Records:
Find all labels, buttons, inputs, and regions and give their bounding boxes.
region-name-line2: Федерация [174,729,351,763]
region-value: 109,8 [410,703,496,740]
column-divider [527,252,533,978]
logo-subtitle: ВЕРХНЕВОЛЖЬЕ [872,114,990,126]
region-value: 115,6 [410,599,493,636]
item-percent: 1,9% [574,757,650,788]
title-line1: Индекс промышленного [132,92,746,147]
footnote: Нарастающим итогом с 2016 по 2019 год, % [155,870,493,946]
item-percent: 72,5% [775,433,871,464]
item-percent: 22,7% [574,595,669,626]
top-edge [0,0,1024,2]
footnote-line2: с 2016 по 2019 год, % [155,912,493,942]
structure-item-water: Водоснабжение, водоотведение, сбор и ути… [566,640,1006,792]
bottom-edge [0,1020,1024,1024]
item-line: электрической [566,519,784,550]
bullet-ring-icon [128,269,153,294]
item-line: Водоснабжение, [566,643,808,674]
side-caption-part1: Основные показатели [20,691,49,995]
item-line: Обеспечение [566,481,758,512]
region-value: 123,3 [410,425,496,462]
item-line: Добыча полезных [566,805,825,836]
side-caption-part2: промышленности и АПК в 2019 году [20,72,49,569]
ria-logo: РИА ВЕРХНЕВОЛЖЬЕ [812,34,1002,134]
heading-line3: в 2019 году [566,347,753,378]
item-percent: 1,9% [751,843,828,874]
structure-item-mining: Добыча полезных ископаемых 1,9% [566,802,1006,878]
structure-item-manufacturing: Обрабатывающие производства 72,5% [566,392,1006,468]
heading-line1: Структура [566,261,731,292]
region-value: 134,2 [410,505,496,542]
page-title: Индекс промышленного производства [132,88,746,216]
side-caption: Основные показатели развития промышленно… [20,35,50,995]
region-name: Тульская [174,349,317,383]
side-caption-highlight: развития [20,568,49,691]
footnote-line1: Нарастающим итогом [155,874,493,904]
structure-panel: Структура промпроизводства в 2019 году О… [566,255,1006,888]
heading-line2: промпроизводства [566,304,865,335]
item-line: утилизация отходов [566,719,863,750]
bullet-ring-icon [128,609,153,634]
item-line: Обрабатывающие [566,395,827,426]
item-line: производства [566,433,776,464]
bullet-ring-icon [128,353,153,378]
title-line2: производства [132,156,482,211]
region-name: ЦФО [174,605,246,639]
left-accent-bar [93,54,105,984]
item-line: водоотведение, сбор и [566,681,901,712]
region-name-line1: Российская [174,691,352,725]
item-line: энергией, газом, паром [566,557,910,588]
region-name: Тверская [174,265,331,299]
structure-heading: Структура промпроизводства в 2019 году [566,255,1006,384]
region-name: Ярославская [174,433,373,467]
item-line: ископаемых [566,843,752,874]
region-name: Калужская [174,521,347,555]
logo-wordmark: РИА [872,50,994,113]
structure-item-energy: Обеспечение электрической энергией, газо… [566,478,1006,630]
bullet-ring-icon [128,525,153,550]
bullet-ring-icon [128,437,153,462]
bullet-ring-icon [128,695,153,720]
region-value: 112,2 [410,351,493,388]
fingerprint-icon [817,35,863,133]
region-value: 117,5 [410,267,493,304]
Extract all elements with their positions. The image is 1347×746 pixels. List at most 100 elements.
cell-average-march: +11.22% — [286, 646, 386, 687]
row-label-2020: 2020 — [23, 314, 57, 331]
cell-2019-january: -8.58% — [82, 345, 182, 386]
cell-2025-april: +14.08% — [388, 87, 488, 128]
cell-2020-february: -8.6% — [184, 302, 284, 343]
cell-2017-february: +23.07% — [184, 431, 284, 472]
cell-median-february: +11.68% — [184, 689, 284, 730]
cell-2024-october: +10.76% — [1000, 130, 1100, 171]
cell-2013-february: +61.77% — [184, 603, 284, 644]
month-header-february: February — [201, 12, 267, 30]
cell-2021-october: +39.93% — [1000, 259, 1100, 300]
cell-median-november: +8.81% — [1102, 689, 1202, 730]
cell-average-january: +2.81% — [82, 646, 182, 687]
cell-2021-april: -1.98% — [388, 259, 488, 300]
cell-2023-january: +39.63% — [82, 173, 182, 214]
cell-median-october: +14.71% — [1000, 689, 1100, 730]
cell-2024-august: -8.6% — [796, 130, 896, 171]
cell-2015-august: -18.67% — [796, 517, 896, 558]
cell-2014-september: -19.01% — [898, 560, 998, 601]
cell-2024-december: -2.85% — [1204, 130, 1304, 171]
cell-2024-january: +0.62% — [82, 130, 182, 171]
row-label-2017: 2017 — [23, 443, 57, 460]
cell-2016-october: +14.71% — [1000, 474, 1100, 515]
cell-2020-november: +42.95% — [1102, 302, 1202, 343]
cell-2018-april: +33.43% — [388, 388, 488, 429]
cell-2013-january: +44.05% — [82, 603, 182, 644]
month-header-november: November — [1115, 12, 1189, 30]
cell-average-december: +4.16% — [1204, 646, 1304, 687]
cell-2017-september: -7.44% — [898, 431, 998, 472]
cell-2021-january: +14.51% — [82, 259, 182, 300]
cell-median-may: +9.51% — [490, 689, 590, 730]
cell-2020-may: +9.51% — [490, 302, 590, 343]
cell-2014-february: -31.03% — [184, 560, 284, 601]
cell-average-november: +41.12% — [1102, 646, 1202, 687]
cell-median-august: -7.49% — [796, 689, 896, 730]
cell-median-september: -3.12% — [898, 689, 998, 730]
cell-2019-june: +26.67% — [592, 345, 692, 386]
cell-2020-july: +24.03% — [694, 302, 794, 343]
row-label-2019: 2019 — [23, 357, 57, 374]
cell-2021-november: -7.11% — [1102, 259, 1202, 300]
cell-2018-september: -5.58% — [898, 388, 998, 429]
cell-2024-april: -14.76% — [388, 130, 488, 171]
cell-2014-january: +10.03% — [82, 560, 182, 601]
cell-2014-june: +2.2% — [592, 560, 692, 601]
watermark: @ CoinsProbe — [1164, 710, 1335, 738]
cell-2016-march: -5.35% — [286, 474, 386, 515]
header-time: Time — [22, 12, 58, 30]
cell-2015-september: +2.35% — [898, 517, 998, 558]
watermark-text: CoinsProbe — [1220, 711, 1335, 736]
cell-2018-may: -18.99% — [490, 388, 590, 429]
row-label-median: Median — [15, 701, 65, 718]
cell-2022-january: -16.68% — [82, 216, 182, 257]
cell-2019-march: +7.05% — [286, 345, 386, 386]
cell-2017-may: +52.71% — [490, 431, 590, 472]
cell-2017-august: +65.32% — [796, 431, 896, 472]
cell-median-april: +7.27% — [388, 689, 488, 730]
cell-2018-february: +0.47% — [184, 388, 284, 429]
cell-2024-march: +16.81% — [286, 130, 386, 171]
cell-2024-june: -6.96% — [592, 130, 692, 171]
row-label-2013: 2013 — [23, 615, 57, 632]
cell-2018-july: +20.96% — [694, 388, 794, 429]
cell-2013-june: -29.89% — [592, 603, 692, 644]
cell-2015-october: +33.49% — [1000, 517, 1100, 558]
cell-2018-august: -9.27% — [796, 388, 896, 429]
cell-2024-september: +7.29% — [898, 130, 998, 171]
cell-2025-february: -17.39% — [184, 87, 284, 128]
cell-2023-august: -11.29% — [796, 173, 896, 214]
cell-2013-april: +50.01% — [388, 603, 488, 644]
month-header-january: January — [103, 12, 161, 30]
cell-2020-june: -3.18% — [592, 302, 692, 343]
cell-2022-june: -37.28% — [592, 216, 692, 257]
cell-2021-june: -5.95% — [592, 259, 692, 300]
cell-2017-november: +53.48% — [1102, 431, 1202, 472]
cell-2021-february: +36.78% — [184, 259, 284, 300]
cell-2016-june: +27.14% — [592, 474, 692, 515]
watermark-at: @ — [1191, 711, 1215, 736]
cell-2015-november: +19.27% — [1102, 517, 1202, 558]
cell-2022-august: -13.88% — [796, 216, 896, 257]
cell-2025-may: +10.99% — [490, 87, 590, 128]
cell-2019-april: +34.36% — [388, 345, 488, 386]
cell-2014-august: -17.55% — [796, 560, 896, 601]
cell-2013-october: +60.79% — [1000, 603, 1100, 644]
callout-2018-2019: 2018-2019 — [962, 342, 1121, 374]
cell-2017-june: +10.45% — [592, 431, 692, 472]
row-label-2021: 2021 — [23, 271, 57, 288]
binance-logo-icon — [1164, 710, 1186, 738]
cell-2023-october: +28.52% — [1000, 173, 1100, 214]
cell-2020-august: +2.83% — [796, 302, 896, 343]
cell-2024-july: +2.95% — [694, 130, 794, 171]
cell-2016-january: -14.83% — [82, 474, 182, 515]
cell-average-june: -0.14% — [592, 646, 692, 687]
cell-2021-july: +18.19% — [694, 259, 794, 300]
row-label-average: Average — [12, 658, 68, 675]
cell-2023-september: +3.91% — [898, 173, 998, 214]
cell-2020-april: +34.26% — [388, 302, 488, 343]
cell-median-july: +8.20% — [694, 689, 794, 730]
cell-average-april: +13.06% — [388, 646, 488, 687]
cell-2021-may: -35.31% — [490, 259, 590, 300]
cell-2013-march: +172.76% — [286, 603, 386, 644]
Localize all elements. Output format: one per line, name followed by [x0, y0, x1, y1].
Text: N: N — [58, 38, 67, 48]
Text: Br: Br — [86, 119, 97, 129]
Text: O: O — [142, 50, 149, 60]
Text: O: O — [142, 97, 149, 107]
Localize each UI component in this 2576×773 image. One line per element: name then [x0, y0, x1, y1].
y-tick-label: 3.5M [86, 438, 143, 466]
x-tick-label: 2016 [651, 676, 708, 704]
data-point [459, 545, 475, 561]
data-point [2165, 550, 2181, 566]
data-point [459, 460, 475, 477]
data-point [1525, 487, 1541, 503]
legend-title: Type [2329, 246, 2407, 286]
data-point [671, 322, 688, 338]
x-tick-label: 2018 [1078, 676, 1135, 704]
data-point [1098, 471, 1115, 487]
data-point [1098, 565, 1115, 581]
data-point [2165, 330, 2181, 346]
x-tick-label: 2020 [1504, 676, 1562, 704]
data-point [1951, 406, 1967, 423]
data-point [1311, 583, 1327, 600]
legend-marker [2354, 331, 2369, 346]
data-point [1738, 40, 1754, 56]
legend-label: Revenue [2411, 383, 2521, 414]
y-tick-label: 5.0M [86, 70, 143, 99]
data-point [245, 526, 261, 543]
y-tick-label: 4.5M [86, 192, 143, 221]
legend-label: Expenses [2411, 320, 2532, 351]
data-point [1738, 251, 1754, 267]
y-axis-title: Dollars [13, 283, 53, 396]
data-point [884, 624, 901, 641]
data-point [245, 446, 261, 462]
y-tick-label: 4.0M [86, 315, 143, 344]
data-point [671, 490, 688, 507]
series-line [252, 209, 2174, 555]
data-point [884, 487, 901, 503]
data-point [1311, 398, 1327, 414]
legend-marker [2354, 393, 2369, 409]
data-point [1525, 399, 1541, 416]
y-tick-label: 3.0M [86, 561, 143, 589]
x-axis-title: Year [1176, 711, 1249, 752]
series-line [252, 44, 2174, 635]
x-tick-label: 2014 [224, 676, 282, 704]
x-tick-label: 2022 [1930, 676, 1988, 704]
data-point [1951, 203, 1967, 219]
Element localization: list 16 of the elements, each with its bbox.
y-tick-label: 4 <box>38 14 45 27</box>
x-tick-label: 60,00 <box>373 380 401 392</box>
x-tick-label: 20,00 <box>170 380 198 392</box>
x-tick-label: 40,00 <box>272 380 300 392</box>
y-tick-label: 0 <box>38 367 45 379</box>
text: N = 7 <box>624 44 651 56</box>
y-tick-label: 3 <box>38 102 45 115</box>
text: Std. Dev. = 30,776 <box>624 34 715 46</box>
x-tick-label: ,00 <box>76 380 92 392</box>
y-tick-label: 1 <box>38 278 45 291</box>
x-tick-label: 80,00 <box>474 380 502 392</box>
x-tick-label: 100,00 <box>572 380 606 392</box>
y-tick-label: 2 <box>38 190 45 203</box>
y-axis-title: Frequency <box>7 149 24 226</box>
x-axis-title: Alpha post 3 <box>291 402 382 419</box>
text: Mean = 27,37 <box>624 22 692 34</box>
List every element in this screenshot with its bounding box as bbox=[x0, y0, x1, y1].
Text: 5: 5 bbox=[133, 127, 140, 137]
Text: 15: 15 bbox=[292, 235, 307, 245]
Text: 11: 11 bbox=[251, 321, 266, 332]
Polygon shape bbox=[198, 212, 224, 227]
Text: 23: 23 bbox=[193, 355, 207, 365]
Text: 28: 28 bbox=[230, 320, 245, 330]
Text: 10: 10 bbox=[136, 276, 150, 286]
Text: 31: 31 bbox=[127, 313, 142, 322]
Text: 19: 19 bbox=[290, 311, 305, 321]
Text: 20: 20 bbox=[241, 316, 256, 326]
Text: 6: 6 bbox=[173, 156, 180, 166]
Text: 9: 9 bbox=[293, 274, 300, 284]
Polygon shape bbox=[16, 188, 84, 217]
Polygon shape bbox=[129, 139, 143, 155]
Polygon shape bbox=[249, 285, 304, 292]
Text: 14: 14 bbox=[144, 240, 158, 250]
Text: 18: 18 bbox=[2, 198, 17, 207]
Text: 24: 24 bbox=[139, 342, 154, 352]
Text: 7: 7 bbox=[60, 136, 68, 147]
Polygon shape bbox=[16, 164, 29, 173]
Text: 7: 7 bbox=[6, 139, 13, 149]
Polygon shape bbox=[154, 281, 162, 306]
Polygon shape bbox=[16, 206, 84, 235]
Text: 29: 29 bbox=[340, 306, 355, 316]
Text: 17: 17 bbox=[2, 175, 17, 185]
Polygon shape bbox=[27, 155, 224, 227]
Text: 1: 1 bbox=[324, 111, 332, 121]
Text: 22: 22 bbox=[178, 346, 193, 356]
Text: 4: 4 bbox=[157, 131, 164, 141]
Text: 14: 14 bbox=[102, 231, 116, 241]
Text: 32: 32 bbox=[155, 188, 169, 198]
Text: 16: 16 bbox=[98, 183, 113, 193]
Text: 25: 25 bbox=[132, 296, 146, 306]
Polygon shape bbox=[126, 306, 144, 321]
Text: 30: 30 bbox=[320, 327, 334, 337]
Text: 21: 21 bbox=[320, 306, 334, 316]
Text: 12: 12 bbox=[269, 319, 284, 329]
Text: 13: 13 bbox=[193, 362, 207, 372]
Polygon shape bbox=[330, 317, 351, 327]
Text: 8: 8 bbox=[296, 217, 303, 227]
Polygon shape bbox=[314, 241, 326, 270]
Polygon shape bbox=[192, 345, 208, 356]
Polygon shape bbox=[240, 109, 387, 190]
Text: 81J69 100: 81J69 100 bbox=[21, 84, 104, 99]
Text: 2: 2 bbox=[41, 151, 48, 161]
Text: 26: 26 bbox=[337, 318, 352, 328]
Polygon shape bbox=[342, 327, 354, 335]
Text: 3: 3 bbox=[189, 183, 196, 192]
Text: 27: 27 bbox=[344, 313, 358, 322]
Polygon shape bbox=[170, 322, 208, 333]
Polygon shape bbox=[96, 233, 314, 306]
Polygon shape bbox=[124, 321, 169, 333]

Problem requirements: Reproduce the material without any change, everything from its first line down to and including the line that contains "page-title: Индекс промышленного".

Response:
Find all labels, buttons, inputs, and regions and give their bounding boxes.
region-name-line2: Федерация [174,729,351,763]
region-value: 109,8 [410,703,496,740]
column-divider [527,252,533,978]
logo-subtitle: ВЕРХНЕВОЛЖЬЕ [872,114,990,126]
region-value: 115,6 [410,599,493,636]
item-percent: 1,9% [574,757,650,788]
title-line1: Индекс промышленного [132,92,746,147]
footnote: Нарастающим итогом с 2016 по 2019 год, % [155,870,493,946]
item-percent: 72,5% [775,433,871,464]
item-percent: 22,7% [574,595,669,626]
top-edge [0,0,1024,2]
footnote-line2: с 2016 по 2019 год, % [155,912,493,942]
structure-item-water: Водоснабжение, водоотведение, сбор и ути… [566,640,1006,792]
bottom-edge [0,1020,1024,1024]
item-line: электрической [566,519,784,550]
bullet-ring-icon [128,269,153,294]
item-line: Водоснабжение, [566,643,808,674]
side-caption-part1: Основные показатели [20,691,49,995]
item-line: Обеспечение [566,481,758,512]
region-value: 123,3 [410,425,496,462]
item-line: Добыча полезных [566,805,825,836]
side-caption-part2: промышленности и АПК в 2019 году [20,72,49,569]
ria-logo: РИА ВЕРХНЕВОЛЖЬЕ [812,34,1002,134]
heading-line3: в 2019 году [566,347,753,378]
item-percent: 1,9% [751,843,828,874]
structure-item-mining: Добыча полезных ископаемых 1,9% [566,802,1006,878]
structure-item-manufacturing: Обрабатывающие производства 72,5% [566,392,1006,468]
heading-line1: Структура [566,261,731,292]
region-value: 134,2 [410,505,496,542]
page-title: Индекс промышленного производства [132,88,746,216]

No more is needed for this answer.